Aim of the task: The entries below are to be transcribed in full, without their images.

Entries taken from a collection:
★ ★ ★ ★ ★ ★ ★

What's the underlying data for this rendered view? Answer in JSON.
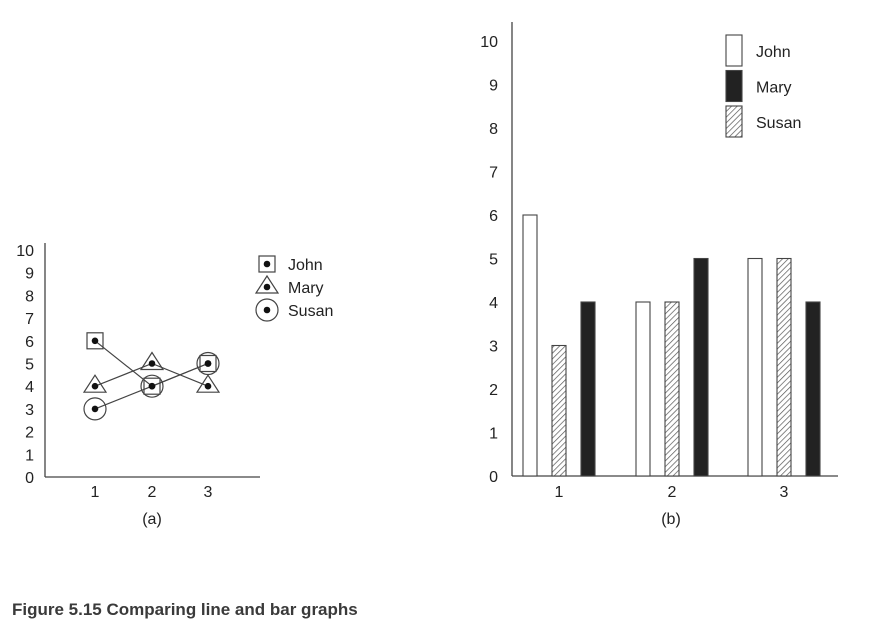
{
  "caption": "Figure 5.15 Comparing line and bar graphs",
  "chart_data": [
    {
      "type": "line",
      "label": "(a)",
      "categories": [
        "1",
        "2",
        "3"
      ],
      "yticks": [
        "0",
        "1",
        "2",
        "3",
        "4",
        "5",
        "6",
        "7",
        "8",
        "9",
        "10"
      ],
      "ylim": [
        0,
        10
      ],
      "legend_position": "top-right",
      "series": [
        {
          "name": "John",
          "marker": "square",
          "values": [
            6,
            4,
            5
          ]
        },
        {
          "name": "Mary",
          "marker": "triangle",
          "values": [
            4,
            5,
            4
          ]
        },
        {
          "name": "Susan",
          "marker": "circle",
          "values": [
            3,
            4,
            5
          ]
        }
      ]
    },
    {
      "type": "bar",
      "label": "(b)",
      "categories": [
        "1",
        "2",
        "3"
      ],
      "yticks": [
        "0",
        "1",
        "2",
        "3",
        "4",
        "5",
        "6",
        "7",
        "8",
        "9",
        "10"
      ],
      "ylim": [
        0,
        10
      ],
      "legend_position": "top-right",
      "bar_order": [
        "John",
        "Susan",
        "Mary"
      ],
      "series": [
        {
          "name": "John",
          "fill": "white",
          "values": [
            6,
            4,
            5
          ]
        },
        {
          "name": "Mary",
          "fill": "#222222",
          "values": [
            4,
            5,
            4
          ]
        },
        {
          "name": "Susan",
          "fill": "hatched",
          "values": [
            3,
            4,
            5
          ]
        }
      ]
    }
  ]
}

★ ★ ★ ★ ★ ★ ★

The solution:
What's the underlying data for this rendered view? Answer in JSON.
{
  "caption": "Figure 5.15 Comparing line and bar graphs",
  "chart_data": [
    {
      "type": "line",
      "label": "(a)",
      "categories": [
        "1",
        "2",
        "3"
      ],
      "yticks": [
        "0",
        "1",
        "2",
        "3",
        "4",
        "5",
        "6",
        "7",
        "8",
        "9",
        "10"
      ],
      "ylim": [
        0,
        10
      ],
      "legend_position": "top-right",
      "series": [
        {
          "name": "John",
          "marker": "square",
          "values": [
            6,
            4,
            5
          ]
        },
        {
          "name": "Mary",
          "marker": "triangle",
          "values": [
            4,
            5,
            4
          ]
        },
        {
          "name": "Susan",
          "marker": "circle",
          "values": [
            3,
            4,
            5
          ]
        }
      ]
    },
    {
      "type": "bar",
      "label": "(b)",
      "categories": [
        "1",
        "2",
        "3"
      ],
      "yticks": [
        "0",
        "1",
        "2",
        "3",
        "4",
        "5",
        "6",
        "7",
        "8",
        "9",
        "10"
      ],
      "ylim": [
        0,
        10
      ],
      "legend_position": "top-right",
      "bar_order": [
        "John",
        "Susan",
        "Mary"
      ],
      "series": [
        {
          "name": "John",
          "fill": "white",
          "values": [
            6,
            4,
            5
          ]
        },
        {
          "name": "Mary",
          "fill": "#222222",
          "values": [
            4,
            5,
            4
          ]
        },
        {
          "name": "Susan",
          "fill": "hatched",
          "values": [
            3,
            4,
            5
          ]
        }
      ]
    }
  ]
}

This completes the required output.